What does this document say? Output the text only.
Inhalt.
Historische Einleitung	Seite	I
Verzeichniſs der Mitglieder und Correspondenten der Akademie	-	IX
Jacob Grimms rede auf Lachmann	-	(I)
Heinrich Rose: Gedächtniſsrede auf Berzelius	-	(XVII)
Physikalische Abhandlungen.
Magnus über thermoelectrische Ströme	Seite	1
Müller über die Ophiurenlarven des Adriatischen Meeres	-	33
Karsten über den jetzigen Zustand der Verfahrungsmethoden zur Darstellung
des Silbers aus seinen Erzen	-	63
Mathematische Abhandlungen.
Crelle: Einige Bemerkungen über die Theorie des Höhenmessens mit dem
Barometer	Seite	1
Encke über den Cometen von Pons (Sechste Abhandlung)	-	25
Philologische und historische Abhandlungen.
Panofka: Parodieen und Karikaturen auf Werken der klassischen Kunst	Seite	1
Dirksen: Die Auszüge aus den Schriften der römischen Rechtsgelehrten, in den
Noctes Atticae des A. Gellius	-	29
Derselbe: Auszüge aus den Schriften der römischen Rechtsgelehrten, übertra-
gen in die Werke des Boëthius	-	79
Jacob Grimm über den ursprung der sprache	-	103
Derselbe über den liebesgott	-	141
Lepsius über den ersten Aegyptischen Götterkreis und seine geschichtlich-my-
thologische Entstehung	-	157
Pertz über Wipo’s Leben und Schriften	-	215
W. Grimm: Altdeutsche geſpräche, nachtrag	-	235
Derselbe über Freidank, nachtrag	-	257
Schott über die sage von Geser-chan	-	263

AIM: Say how many lines include the word "Abhandlungen"; reply with the number alone.

SOLUTION: 3